* Written task: Report each line of the data that has "Sales" somewhere in it.

(Dataset records)
start

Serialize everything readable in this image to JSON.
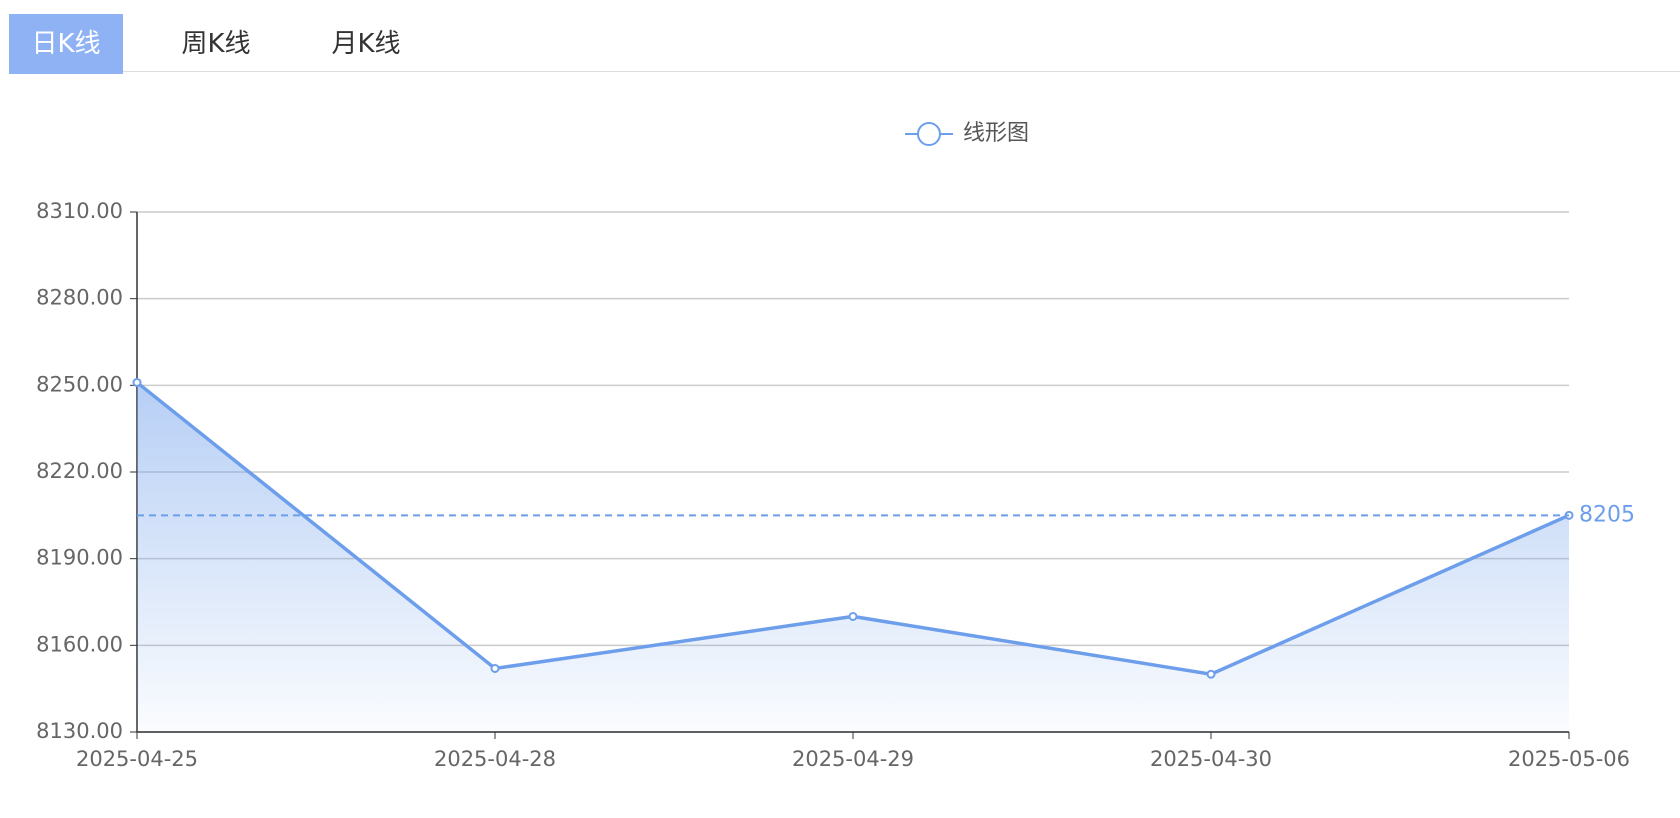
{
  "tabs": [
    "日K线",
    "周K线",
    "月K线"
  ],
  "chart_data": {
    "type": "line",
    "categories": [
      "2025-04-25",
      "2025-04-28",
      "2025-04-29",
      "2025-04-30",
      "2025-05-06"
    ],
    "series": [
      {
        "name": "线形图",
        "color": "#6d9eeb",
        "values": [
          8251,
          8152,
          8170,
          8150,
          8205
        ]
      }
    ],
    "mark_line": 8205,
    "ylim": [
      8130,
      8310
    ],
    "yticks": [
      {
        "value": 8130,
        "label": "8130.00"
      },
      {
        "value": 8160,
        "label": "8160.00"
      },
      {
        "value": 8190,
        "label": "8190.00"
      },
      {
        "value": 8220,
        "label": "8220.00"
      },
      {
        "value": 8250,
        "label": "8250.00"
      },
      {
        "value": 8280,
        "label": "8280.00"
      },
      {
        "value": 8310,
        "label": "8310.00"
      }
    ],
    "grid": true
  }
}
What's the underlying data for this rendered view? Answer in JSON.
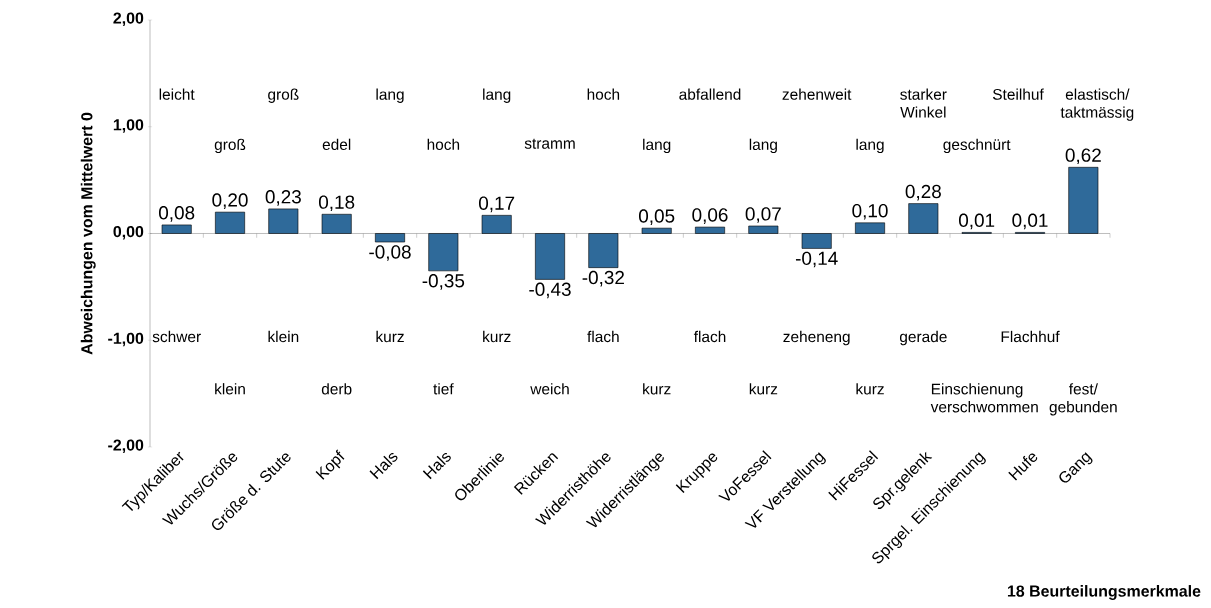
{
  "chart_data": {
    "type": "bar",
    "categories": [
      "Typ/Kaliber",
      "Wuchs/Größe",
      "Größe d. Stute",
      "Kopf",
      "Hals",
      "Hals",
      "Oberlinie",
      "Rücken",
      "Widerristhöhe",
      "Widerristlänge",
      "Kruppe",
      "VoFessel",
      "VF Verstellung",
      "HiFessel",
      "Spr.gelenk",
      "Sprgel. Einschienung",
      "Hufe",
      "Gang"
    ],
    "values": [
      0.08,
      0.2,
      0.23,
      0.18,
      -0.08,
      -0.35,
      0.17,
      -0.43,
      -0.32,
      0.05,
      0.06,
      0.07,
      -0.14,
      0.1,
      0.28,
      0.01,
      0.01,
      0.62
    ],
    "value_labels": [
      "0,08",
      "0,20",
      "0,23",
      "0,18",
      "-0,08",
      "-0,35",
      "0,17",
      "-0,43",
      "-0,32",
      "0,05",
      "0,06",
      "0,07",
      "-0,14",
      "0,10",
      "0,28",
      "0,01",
      "0,01",
      "0,62"
    ],
    "color": "#2f6a9a",
    "ylim": [
      -2,
      2
    ],
    "yticks": [
      {
        "value": -2,
        "label": "-2,00"
      },
      {
        "value": -1,
        "label": "-1,00"
      },
      {
        "value": 0,
        "label": "0,00"
      },
      {
        "value": 1,
        "label": "1,00"
      },
      {
        "value": 2,
        "label": "2,00"
      }
    ],
    "ylabel": "Abweichungen vom Mittelwert 0",
    "xlabel": "18 Beurteilungsmerkmale",
    "annotations": [
      "leicht",
      "schwer",
      "groß",
      "klein",
      "groß",
      "klein",
      "edel",
      "derb",
      "lang",
      "kurz",
      "hoch",
      "tief",
      "lang",
      "kurz",
      "stramm",
      "weich",
      "hoch",
      "flach",
      "lang",
      "kurz",
      "abfallend",
      "flach",
      "lang",
      "kurz",
      "zehenweit",
      "zeheneng",
      "lang",
      "kurz",
      "starker Winkel",
      "gerade",
      "geschnürt",
      "Einschienung verschwommen",
      "Steilhuf",
      "Flachhuf",
      "elastisch/ taktmässig",
      "fest/ gebunden"
    ]
  }
}
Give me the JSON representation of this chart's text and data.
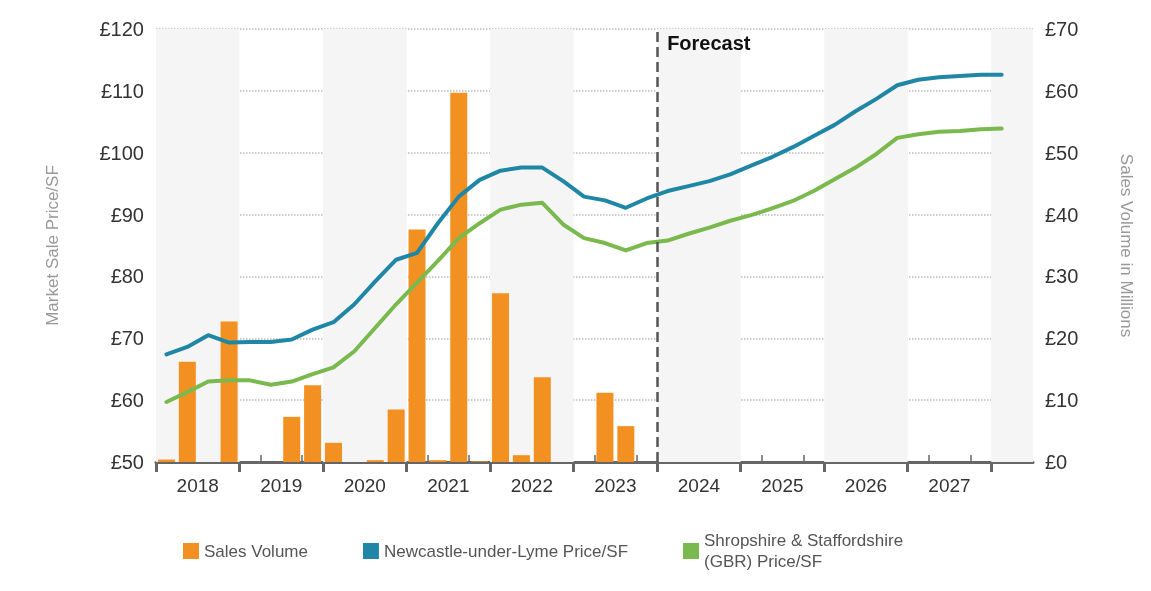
{
  "chart_data": {
    "type": "line",
    "ylabel": "Market Sale Price/SF",
    "y2label": "Sales Volume in Millions",
    "x": [
      2018.125,
      2018.375,
      2018.625,
      2018.875,
      2019.125,
      2019.375,
      2019.625,
      2019.875,
      2020.125,
      2020.375,
      2020.625,
      2020.875,
      2021.125,
      2021.375,
      2021.625,
      2021.875,
      2022.125,
      2022.375,
      2022.625,
      2022.875,
      2023.125,
      2023.375,
      2023.625,
      2023.875,
      2024.125,
      2024.375,
      2024.625,
      2024.875,
      2025.125,
      2025.375,
      2025.625,
      2025.875,
      2026.125,
      2026.375,
      2026.625,
      2026.875,
      2027.125,
      2027.375,
      2027.625,
      2027.875,
      2028.125
    ],
    "series": [
      {
        "name": "Sales Volume",
        "type": "bar",
        "axis": "y2",
        "color": "#f29121",
        "values": [
          0.4,
          16.2,
          null,
          22.7,
          null,
          null,
          7.3,
          12.4,
          3.1,
          null,
          0.3,
          8.5,
          37.6,
          0.3,
          59.7,
          0.1,
          27.3,
          1.1,
          13.7,
          null,
          null,
          11.2,
          5.8,
          null,
          null,
          null,
          null,
          null,
          null,
          null,
          null,
          null,
          null,
          null,
          null,
          null,
          null,
          null,
          null,
          null,
          null
        ]
      },
      {
        "name": "Newcastle-under-Lyme Price/SF",
        "color": "#1f87a5",
        "values": [
          67.4,
          68.6,
          70.5,
          69.3,
          69.4,
          69.4,
          69.8,
          71.4,
          72.6,
          75.5,
          79.2,
          82.7,
          83.8,
          88.6,
          92.9,
          95.6,
          97.1,
          97.6,
          97.6,
          95.4,
          92.9,
          92.3,
          91.1,
          92.6,
          93.8,
          94.6,
          95.4,
          96.5,
          97.9,
          99.3,
          100.9,
          102.7,
          104.5,
          106.7,
          108.7,
          110.9,
          111.8,
          112.2,
          112.4,
          112.6,
          112.6
        ]
      },
      {
        "name": "Shropshire & Staffordshire (GBR) Price/SF",
        "color": "#79b94e",
        "values": [
          59.7,
          61.3,
          63.0,
          63.2,
          63.2,
          62.5,
          63.0,
          64.2,
          65.3,
          67.9,
          71.7,
          75.5,
          79.0,
          82.5,
          86.2,
          88.6,
          90.8,
          91.6,
          91.9,
          88.4,
          86.2,
          85.4,
          84.2,
          85.4,
          85.8,
          86.9,
          87.9,
          89.0,
          89.9,
          91.0,
          92.2,
          93.8,
          95.7,
          97.6,
          99.8,
          102.4,
          103.0,
          103.4,
          103.5,
          103.8,
          103.9
        ]
      }
    ],
    "xlim": [
      2018,
      2028.5
    ],
    "xticks": [
      {
        "value": 2018,
        "label": null
      },
      {
        "value": 2018.25,
        "label": null
      },
      {
        "value": 2018.5,
        "label": "2018"
      },
      {
        "value": 2018.75,
        "label": null
      },
      {
        "value": 2019,
        "label": null
      },
      {
        "value": 2019.25,
        "label": null
      },
      {
        "value": 2019.5,
        "label": "2019"
      },
      {
        "value": 2019.75,
        "label": null
      },
      {
        "value": 2020,
        "label": null
      },
      {
        "value": 2020.25,
        "label": null
      },
      {
        "value": 2020.5,
        "label": "2020"
      },
      {
        "value": 2020.75,
        "label": null
      },
      {
        "value": 2021,
        "label": null
      },
      {
        "value": 2021.25,
        "label": null
      },
      {
        "value": 2021.5,
        "label": "2021"
      },
      {
        "value": 2021.75,
        "label": null
      },
      {
        "value": 2022,
        "label": null
      },
      {
        "value": 2022.25,
        "label": null
      },
      {
        "value": 2022.5,
        "label": "2022"
      },
      {
        "value": 2022.75,
        "label": null
      },
      {
        "value": 2023,
        "label": null
      },
      {
        "value": 2023.25,
        "label": null
      },
      {
        "value": 2023.5,
        "label": "2023"
      },
      {
        "value": 2023.75,
        "label": null
      },
      {
        "value": 2024,
        "label": null
      },
      {
        "value": 2024.25,
        "label": null
      },
      {
        "value": 2024.5,
        "label": "2024"
      },
      {
        "value": 2024.75,
        "label": null
      },
      {
        "value": 2025,
        "label": null
      },
      {
        "value": 2025.25,
        "label": null
      },
      {
        "value": 2025.5,
        "label": "2025"
      },
      {
        "value": 2025.75,
        "label": null
      },
      {
        "value": 2026,
        "label": null
      },
      {
        "value": 2026.25,
        "label": null
      },
      {
        "value": 2026.5,
        "label": "2026"
      },
      {
        "value": 2026.75,
        "label": null
      },
      {
        "value": 2027,
        "label": null
      },
      {
        "value": 2027.25,
        "label": null
      },
      {
        "value": 2027.5,
        "label": "2027"
      },
      {
        "value": 2027.75,
        "label": null
      },
      {
        "value": 2028,
        "label": null
      },
      {
        "value": 2028.25,
        "label": null
      }
    ],
    "ylim": [
      50,
      120
    ],
    "yticks": [
      {
        "value": 50,
        "label": "£50"
      },
      {
        "value": 60,
        "label": "£60"
      },
      {
        "value": 70,
        "label": "£70"
      },
      {
        "value": 80,
        "label": "£80"
      },
      {
        "value": 90,
        "label": "£90"
      },
      {
        "value": 100,
        "label": "£100"
      },
      {
        "value": 110,
        "label": "£110"
      },
      {
        "value": 120,
        "label": "£120"
      }
    ],
    "y2lim": [
      0,
      70
    ],
    "y2ticks": [
      {
        "value": 0,
        "label": "£0"
      },
      {
        "value": 10,
        "label": "£10"
      },
      {
        "value": 20,
        "label": "£20"
      },
      {
        "value": 30,
        "label": "£30"
      },
      {
        "value": 40,
        "label": "£40"
      },
      {
        "value": 50,
        "label": "£50"
      },
      {
        "value": 60,
        "label": "£60"
      },
      {
        "value": 70,
        "label": "£70"
      }
    ],
    "ref_lines": [
      {
        "axis": "x",
        "value": 2024,
        "label": "Forecast",
        "color": "#555555",
        "line_style": "dashed"
      }
    ],
    "bands": [
      {
        "axis": "x",
        "from": 2018,
        "to": 2019,
        "color": "#f5f5f5"
      },
      {
        "axis": "x",
        "from": 2020,
        "to": 2021,
        "color": "#f5f5f5"
      },
      {
        "axis": "x",
        "from": 2022,
        "to": 2023,
        "color": "#f5f5f5"
      },
      {
        "axis": "x",
        "from": 2024,
        "to": 2025,
        "color": "#f5f5f5"
      },
      {
        "axis": "x",
        "from": 2026,
        "to": 2027,
        "color": "#f5f5f5"
      },
      {
        "axis": "x",
        "from": 2028,
        "to": 2028.5,
        "color": "#f5f5f5"
      }
    ],
    "grid": "y",
    "legend": "bottom",
    "marker": "none",
    "line_style": "solid"
  }
}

end

* Answer to the task:
    "y2label": "Sales Volume in Millions",
        "name": "Sales Volume",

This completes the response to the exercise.